Aim -
In the material below, the lines containing the word "JSON" are required; copy each of them.
>>
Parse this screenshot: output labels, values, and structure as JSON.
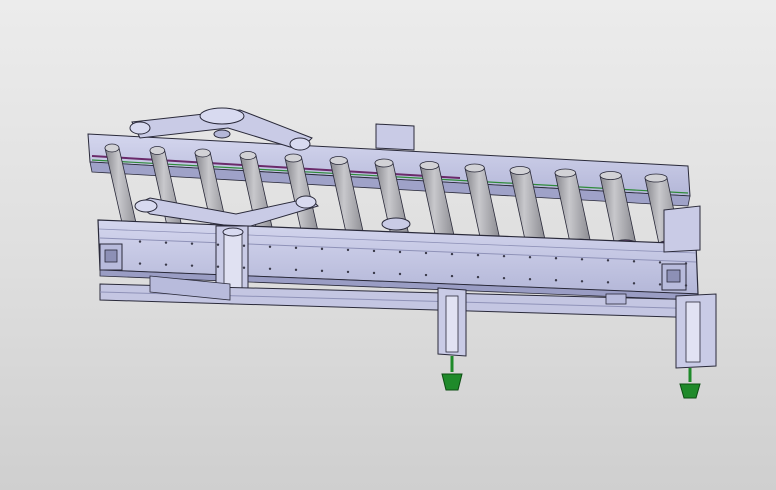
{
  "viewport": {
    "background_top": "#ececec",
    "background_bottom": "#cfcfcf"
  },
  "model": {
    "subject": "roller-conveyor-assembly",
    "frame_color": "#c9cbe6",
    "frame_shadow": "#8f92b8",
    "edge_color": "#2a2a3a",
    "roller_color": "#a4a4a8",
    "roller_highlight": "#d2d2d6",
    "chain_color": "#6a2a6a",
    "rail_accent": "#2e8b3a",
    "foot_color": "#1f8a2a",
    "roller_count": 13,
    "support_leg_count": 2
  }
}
<<
>>
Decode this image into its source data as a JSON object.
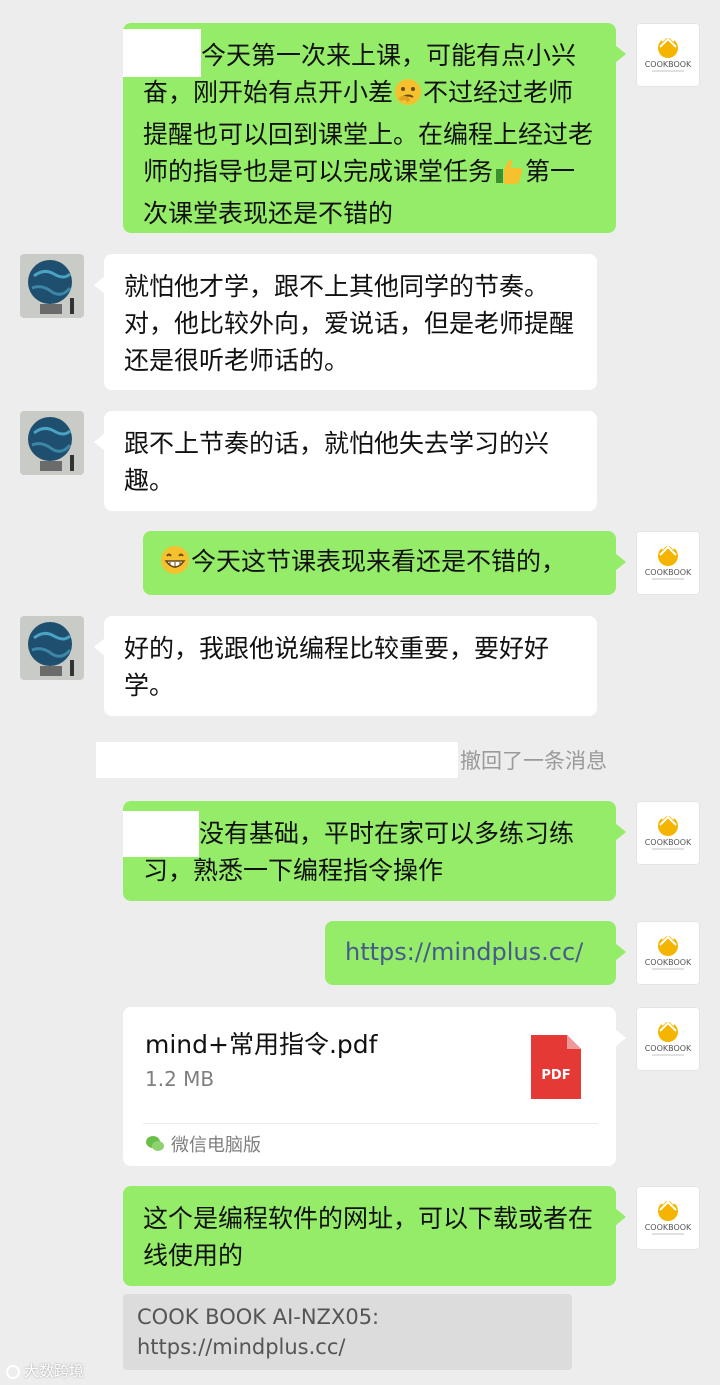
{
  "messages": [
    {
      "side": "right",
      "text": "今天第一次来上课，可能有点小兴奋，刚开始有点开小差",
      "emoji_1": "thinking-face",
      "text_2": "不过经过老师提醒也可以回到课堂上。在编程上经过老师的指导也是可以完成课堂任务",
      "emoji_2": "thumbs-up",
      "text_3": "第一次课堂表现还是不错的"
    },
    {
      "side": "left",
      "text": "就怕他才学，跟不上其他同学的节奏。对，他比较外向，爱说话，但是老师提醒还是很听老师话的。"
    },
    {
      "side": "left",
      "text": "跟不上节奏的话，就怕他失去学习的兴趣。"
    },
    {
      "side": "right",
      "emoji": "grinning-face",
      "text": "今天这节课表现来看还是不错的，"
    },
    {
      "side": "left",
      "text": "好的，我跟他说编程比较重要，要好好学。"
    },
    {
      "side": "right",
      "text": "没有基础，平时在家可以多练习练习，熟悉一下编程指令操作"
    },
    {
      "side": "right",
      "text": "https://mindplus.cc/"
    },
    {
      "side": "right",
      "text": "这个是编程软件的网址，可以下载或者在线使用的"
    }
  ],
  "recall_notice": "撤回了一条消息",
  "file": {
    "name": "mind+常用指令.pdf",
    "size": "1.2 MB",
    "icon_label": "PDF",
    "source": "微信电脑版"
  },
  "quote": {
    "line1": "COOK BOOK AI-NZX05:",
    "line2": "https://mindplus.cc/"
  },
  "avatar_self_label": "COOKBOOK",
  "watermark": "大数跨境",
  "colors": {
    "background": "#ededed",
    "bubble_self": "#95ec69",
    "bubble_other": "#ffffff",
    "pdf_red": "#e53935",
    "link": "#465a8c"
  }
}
<<
Task output -
Parse this screenshot: output labels, values, and structure as JSON.
Decode this image into its source data as a JSON object.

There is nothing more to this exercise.